• Brief: In the listing below, identify each line with the word "this" and return those lines.

• Records supplied:
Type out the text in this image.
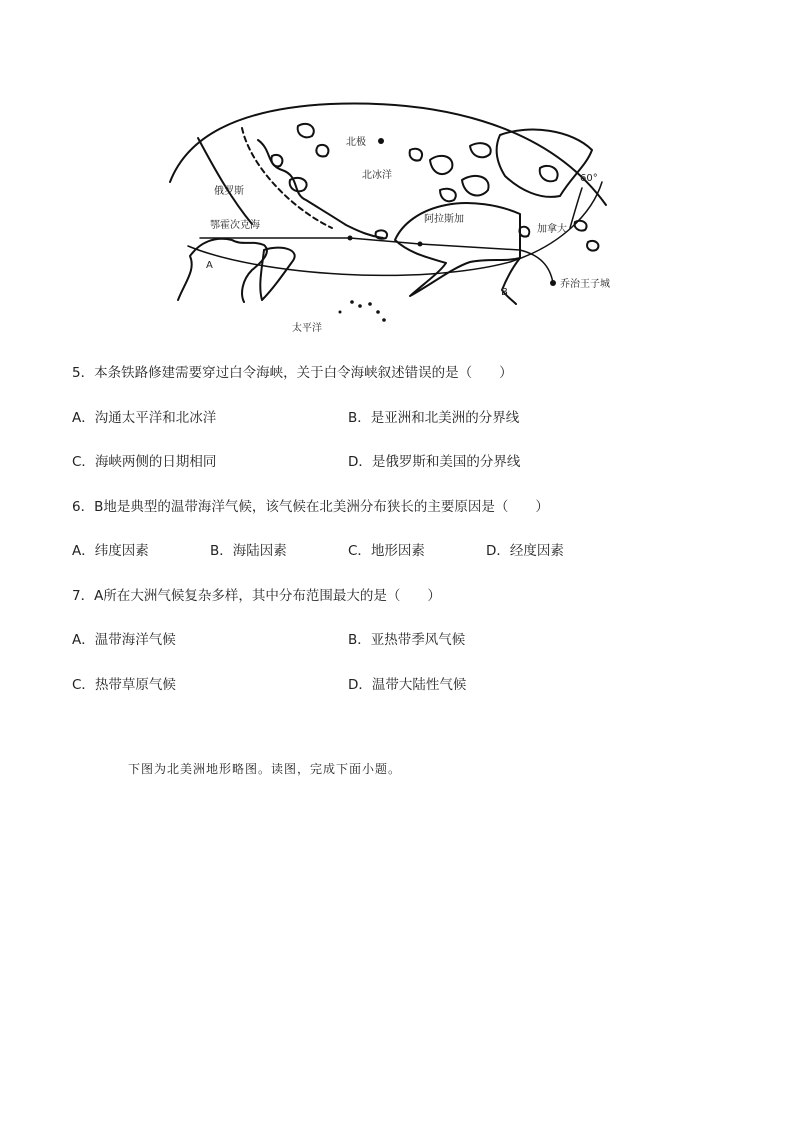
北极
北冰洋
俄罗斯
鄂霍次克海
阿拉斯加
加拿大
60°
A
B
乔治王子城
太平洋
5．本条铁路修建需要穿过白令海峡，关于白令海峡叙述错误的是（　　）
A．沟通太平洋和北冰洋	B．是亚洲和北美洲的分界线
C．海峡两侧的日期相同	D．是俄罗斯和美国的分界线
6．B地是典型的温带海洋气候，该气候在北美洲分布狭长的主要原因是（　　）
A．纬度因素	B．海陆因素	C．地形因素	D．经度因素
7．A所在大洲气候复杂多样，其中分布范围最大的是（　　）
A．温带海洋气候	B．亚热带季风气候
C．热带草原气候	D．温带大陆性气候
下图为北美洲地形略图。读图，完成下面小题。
...
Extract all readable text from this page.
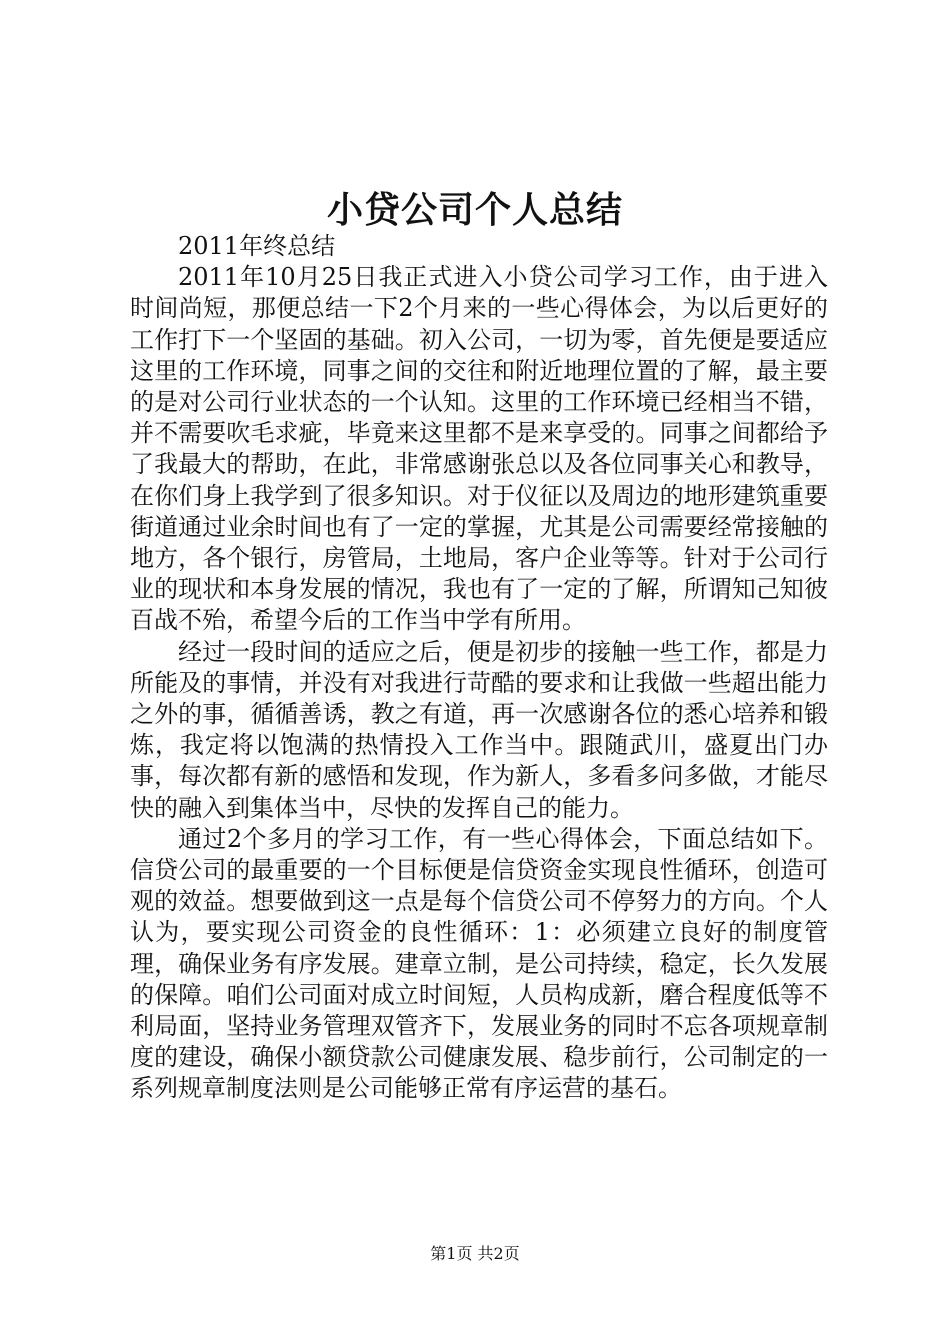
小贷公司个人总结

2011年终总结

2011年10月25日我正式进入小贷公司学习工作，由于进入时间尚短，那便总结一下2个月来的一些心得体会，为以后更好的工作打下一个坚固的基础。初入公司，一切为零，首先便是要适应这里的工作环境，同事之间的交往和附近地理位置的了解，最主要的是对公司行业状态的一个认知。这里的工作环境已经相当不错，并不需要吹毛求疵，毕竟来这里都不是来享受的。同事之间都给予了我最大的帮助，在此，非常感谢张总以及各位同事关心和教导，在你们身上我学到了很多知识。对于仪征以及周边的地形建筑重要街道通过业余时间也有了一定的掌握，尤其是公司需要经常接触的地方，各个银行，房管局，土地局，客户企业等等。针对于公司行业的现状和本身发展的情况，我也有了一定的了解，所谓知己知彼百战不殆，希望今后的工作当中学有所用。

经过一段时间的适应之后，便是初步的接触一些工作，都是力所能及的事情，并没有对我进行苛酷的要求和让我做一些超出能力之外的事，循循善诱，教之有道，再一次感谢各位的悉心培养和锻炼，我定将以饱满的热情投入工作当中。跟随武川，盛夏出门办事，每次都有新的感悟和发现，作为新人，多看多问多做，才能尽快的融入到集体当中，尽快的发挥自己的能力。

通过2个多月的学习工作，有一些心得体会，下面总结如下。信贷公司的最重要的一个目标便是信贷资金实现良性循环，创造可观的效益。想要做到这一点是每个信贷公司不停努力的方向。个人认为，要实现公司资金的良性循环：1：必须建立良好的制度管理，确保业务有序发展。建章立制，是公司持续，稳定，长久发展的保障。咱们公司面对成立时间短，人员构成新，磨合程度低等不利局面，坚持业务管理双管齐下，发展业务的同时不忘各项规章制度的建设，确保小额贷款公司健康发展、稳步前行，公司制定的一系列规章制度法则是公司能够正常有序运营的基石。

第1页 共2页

• Answer to the task:
Type out the text in this image.
Extract all readable text from this page.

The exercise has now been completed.